Directive >> Using the records that follow, copy every line containing the word "ethnicity".

Given entries >>
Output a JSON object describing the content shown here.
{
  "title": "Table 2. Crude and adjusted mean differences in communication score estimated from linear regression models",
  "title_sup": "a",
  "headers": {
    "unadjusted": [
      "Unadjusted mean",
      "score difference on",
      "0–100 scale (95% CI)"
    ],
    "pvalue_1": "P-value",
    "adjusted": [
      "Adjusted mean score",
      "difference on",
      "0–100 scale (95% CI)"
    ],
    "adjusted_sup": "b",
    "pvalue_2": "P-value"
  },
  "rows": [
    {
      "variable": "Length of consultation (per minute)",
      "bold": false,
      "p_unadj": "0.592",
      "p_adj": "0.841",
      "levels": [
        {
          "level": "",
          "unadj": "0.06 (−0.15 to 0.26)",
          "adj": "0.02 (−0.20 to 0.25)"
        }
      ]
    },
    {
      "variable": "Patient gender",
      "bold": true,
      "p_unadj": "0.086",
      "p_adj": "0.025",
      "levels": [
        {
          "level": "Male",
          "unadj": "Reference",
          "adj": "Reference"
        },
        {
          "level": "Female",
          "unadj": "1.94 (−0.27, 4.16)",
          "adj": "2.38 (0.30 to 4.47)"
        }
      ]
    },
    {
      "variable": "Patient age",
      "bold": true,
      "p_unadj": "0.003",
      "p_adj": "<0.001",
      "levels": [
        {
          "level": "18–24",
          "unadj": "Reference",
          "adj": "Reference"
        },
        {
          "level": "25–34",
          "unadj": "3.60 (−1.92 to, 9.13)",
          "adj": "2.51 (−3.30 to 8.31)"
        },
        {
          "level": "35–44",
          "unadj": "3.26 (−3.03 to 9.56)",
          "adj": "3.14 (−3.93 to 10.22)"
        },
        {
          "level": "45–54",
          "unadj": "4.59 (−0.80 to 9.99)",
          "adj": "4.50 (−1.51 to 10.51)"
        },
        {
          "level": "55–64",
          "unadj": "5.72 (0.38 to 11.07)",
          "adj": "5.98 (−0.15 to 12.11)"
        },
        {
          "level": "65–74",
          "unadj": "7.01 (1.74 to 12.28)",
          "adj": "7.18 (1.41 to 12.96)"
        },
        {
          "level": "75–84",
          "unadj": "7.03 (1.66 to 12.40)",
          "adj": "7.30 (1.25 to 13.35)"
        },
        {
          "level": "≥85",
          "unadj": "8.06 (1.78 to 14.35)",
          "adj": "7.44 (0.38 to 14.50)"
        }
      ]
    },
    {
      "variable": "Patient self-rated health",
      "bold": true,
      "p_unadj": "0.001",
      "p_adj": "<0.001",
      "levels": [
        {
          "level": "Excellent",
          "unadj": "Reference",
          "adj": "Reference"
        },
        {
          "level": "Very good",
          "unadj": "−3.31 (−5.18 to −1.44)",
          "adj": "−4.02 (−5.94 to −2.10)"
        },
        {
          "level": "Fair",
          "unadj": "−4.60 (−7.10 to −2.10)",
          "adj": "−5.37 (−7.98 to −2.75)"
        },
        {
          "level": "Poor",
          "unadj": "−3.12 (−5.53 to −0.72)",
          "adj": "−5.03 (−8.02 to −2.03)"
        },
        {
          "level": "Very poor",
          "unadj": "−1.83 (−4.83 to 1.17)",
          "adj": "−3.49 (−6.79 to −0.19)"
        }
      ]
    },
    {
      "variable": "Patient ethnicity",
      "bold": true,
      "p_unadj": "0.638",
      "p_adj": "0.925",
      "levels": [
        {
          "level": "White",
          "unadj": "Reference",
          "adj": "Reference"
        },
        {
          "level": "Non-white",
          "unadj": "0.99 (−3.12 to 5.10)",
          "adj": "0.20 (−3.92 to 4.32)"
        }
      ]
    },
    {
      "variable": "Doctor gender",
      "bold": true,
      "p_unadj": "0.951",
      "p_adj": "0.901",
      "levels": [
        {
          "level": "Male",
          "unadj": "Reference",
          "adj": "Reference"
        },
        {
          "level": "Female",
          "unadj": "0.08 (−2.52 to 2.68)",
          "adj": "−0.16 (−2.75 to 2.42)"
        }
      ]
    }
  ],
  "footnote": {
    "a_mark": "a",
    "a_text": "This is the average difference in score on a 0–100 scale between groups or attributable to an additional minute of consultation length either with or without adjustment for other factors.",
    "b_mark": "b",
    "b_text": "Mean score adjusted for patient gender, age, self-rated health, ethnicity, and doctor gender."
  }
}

Response to this exercise >>
      "variable": "Patient ethnicity",
    "b_text": "Mean score adjusted for patient gender, age, self-rated health, ethnicity, and doctor gender."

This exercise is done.